═══ Quoted passage ═══
Steven Ray James should not have been charged with first-degree murder in the death of his infant son because Utah's homicide statute permitted prosecutors to unfairly use James' prior kidnapping conviction against him, a defense attorney argued Wednesday before the Utah Supreme Court.
In addition, attorney Robert Gutke argued that the justices should order a change of venue in the case because pervasive media coverage will make it impossible to get unbiased jurors in the small Cache County community."From my observation, there is still a vigilante-type atmosphere two years after the fact," Gutke said.
Assistant Utah Attorney General Sandra Sjogren said Utah's murder statute could perhaps be improved, but she argued that it nonetheless does meet constitutional requirements.
She also conceded that James' argument that pretrial publicity necessitated a change of venue was stronger than many other cases. But she said there is as yet no indication whether potential jurors were tainted. She suggested that potential jurors either be interviewed or polled to determine possible prejudice.
"A poll is not necessarily ruled out in this case," Sjogren said.
James was charged with first-degree murder in the October 1986 death of his 3-month-old son, Steven Roy James. The infant's body was later found wrapped in a blanket and anchored with rocks in a marsh near the Bear River.
James told police the infant was abducted from his pickup truck while it was parked outside a Logan pharmacy. James has not yet been tried and is being held in the Cache County jail, unable to make bail.
Gutke decided to appeal the case before trial because he believes Utah's murder statute is unconstitutional in that it allows prosecutors to charge first-degree murder by using prior convictions on relatively minor crimes as aggravating circumstances.
James pleaded guilty in California 10 years ago on charges that he kidnapped a woman at knife point. Prosecutors are using that guilty plea to charge James with first-degree murder, but Gutke said that is unfair because James' conduct in the criminal episode would constitute only a misdemeanor in Utah.
═══ Information provided ═══
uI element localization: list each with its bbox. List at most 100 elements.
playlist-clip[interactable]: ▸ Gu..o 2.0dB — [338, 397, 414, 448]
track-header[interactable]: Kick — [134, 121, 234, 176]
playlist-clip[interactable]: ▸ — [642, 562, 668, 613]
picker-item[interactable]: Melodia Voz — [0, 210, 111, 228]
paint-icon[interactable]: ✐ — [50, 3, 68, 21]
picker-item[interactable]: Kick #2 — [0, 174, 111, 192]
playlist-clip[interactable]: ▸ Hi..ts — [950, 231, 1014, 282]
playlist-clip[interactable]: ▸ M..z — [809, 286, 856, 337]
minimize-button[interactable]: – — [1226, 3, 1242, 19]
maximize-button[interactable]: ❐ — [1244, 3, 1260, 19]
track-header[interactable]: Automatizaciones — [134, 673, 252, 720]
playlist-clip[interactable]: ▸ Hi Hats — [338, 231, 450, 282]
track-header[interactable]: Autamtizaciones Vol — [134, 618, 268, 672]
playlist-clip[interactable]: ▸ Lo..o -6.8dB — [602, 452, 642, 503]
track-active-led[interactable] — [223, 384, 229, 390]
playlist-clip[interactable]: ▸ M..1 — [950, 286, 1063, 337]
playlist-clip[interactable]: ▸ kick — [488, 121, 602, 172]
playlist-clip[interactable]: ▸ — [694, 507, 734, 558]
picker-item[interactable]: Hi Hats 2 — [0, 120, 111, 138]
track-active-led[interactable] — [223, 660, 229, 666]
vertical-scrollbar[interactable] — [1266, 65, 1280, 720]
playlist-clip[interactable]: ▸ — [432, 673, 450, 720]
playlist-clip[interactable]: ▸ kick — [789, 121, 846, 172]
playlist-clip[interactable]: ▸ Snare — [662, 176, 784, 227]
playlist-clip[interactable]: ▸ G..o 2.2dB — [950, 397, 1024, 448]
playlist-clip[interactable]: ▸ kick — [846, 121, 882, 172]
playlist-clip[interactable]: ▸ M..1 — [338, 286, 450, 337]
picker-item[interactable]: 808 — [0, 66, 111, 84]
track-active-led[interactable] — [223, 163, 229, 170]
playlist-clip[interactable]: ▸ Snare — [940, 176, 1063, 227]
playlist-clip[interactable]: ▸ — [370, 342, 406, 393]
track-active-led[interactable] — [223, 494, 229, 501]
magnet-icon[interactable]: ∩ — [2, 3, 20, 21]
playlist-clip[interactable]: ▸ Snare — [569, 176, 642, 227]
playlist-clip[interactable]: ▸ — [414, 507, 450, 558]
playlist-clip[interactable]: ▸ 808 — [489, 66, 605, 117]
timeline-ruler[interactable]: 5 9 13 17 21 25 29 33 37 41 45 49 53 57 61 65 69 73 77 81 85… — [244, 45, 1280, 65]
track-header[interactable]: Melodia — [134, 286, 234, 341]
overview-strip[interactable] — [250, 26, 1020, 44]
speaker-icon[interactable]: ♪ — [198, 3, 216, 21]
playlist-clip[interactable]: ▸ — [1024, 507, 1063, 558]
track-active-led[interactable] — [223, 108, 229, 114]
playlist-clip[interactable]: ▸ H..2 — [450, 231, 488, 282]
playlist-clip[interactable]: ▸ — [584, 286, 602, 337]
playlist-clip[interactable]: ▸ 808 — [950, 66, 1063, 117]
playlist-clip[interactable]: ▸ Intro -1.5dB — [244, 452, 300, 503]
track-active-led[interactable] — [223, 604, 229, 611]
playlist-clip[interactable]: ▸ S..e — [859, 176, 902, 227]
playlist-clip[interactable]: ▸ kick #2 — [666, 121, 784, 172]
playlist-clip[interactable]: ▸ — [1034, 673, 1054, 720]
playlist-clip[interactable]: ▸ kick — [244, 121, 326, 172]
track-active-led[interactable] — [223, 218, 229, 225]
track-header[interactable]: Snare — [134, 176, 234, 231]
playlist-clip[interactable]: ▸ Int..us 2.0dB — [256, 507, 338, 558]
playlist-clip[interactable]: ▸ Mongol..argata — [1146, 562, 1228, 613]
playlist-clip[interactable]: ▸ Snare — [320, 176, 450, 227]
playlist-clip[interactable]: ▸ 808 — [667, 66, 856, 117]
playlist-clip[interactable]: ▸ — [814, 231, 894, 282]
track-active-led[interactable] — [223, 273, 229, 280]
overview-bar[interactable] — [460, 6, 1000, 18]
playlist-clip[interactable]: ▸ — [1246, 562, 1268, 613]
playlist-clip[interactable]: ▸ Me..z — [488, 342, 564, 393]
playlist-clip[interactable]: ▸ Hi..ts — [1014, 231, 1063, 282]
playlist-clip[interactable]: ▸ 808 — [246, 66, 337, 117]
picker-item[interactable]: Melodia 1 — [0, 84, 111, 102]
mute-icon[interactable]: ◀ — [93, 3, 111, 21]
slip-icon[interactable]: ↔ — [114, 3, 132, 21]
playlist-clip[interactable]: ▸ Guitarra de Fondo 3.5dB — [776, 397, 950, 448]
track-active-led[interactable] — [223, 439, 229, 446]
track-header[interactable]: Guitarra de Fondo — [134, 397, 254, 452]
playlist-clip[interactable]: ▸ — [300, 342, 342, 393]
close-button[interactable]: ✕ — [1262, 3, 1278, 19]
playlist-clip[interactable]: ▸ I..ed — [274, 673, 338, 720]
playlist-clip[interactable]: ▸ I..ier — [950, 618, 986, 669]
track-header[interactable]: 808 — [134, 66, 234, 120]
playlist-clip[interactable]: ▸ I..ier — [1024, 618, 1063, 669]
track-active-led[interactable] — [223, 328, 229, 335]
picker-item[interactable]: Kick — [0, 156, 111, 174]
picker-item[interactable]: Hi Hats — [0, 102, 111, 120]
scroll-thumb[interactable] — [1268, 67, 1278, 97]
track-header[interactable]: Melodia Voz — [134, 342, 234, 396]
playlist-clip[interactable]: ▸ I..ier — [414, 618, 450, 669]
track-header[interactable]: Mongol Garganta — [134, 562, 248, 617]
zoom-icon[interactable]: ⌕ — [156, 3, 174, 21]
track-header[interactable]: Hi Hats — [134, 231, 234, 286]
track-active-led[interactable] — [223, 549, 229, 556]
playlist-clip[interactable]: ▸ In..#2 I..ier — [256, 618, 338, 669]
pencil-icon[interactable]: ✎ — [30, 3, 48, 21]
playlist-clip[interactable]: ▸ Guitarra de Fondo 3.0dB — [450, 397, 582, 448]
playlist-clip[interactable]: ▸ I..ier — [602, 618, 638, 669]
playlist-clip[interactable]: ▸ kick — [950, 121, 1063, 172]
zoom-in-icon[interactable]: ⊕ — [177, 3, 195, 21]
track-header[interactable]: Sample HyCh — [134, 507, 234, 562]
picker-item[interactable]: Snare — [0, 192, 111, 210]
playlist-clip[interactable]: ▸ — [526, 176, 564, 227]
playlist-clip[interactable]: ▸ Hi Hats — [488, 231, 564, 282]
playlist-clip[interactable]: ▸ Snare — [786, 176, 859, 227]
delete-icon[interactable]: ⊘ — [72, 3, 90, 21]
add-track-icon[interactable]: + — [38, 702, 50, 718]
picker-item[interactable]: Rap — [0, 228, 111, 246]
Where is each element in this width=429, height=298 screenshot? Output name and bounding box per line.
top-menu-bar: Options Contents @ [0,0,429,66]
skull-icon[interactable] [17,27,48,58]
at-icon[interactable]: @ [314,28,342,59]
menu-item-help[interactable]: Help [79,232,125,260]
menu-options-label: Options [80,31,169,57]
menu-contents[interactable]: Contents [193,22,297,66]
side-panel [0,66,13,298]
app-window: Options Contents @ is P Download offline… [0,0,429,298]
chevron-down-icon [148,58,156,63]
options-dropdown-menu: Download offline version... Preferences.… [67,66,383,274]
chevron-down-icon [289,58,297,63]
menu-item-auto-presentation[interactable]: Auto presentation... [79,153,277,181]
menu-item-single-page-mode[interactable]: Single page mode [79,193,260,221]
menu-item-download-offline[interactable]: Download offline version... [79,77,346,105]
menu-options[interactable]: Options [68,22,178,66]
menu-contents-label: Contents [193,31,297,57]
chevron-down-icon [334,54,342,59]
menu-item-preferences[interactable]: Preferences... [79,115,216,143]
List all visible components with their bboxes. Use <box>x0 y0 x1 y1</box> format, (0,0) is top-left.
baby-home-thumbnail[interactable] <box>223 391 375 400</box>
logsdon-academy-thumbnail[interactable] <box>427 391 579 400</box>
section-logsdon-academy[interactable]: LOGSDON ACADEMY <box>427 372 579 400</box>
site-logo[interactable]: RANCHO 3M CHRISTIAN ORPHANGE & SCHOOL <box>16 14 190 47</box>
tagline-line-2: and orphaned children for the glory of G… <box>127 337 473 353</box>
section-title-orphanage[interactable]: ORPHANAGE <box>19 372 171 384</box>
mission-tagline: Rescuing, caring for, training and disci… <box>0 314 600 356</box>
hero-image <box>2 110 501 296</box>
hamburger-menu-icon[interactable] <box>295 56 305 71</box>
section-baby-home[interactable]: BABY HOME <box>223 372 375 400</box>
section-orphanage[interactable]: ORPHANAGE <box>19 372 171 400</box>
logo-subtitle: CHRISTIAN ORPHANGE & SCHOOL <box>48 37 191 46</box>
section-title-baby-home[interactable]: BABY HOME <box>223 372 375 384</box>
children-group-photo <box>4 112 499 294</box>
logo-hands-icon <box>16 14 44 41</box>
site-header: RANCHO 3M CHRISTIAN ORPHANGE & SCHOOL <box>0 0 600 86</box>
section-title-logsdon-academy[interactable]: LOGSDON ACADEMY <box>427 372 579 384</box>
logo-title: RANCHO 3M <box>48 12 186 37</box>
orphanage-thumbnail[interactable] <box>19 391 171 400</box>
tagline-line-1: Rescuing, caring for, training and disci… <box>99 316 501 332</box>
═══
▸ **Task objective**
Print the news story about Steven Ray James's appeal word for word, from "James pleaded guilty" to "misdemeanor in Utah.", inclusive.

▸ **Solution to this task**
James pleaded guilty in California 10 years ago on charges that he kidnapped a woman at knife point. Prosecutors are using that guilty plea to charge James with first-degree murder, but Gutke said that is unfair because James' conduct in the criminal episode would constitute only a misdemeanor in Utah.